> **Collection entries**
Begin

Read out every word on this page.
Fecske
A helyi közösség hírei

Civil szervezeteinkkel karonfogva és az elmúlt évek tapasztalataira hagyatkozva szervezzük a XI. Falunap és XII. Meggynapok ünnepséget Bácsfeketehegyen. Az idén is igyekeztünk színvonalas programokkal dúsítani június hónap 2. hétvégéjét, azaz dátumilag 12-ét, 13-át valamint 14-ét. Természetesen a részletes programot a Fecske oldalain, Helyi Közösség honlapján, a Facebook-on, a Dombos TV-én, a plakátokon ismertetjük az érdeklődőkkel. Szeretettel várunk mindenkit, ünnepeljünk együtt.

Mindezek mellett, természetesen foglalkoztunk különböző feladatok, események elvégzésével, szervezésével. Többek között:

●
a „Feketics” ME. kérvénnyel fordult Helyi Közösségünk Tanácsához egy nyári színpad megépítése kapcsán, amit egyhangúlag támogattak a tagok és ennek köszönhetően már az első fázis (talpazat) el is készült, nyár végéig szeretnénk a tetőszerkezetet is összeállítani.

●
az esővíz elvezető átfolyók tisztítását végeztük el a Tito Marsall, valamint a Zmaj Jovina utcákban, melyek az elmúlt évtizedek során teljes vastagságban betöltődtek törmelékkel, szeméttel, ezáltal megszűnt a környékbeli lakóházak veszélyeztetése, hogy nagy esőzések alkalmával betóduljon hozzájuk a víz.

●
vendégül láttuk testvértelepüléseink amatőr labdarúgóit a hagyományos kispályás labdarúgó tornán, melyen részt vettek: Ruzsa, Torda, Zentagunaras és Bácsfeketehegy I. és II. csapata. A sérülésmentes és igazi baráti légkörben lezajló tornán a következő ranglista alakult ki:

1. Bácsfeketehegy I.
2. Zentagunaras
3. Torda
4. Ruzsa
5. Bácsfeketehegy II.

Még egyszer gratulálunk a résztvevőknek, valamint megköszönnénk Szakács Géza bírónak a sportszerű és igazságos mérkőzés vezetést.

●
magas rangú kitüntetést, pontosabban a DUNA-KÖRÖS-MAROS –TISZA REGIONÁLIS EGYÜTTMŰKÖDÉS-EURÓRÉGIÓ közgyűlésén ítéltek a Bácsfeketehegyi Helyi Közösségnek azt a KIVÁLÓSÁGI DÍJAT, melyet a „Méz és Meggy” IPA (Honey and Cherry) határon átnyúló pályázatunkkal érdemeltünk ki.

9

End

Print the entries exactly. Include every one.

Read out every word on this page.
Fecske
A helyi közösség hírei

Civil szervezeteinkkel karonfogva és az elmúlt évek tapasztalataira hagyatkozva szervezzük a XI. Falunap és XII. Meggynapok ünnepséget Bácsfeketehegyen. Az idén is igyekeztünk színvonalas programokkal dúsítani június hónap 2. hétvégéjét, azaz dátumilag 12-ét, 13-át valamint 14-ét. Természetesen a részletes programot a Fecske oldalain, Helyi Közösség honlapján, a Facebook-on, a Dombos TV-én, a plakátokon ismertetjük az érdeklődőkkel. Szeretettel várunk mindenkit, ünnepeljünk együtt.

Mindezek mellett, természetesen foglalkoztunk különböző feladatok, események elvégzésével, szervezésével. Többek között:

●
a „Feketics” ME. kérvénnyel fordult Helyi Közösségünk Tanácsához egy nyári színpad megépítése kapcsán, amit egyhangúlag támogattak a tagok és ennek köszönhetően már az első fázis (talpazat) el is készült, nyár végéig szeretnénk a tetőszerkezetet is összeállítani.

●
az esővíz elvezető átfolyók tisztítását végeztük el a Tito Marsall, valamint a Zmaj Jovina utcákban, melyek az elmúlt évtizedek során teljes vastagságban betöltődtek törmelékkel, szeméttel, ezáltal megszűnt a környékbeli lakóházak veszélyeztetése, hogy nagy esőzések alkalmával betóduljon hozzájuk a víz.

●
vendégül láttuk testvértelepüléseink amatőr labdarúgóit a hagyományos kispályás labdarúgó tornán, melyen részt vettek: Ruzsa, Torda, Zentagunaras és Bácsfeketehegy I. és II. csapata. A sérülésmentes és igazi baráti légkörben lezajló tornán a következő ranglista alakult ki:

1. Bácsfeketehegy I.
2. Zentagunaras
3. Torda
4. Ruzsa
5. Bácsfeketehegy II.

Még egyszer gratulálunk a résztvevőknek, valamint megköszönnénk Szakács Géza bírónak a sportszerű és igazságos mérkőzés vezetést.

●
magas rangú kitüntetést, pontosabban a DUNA-KÖRÖS-MAROS –TISZA REGIONÁLIS EGYÜTTMŰKÖDÉS-EURÓRÉGIÓ közgyűlésén ítéltek a Bácsfeketehegyi Helyi Közösségnek azt a KIVÁLÓSÁGI DÍJAT, melyet a „Méz és Meggy” IPA (Honey and Cherry) határon átnyúló pályázatunkkal érdemeltünk ki.

9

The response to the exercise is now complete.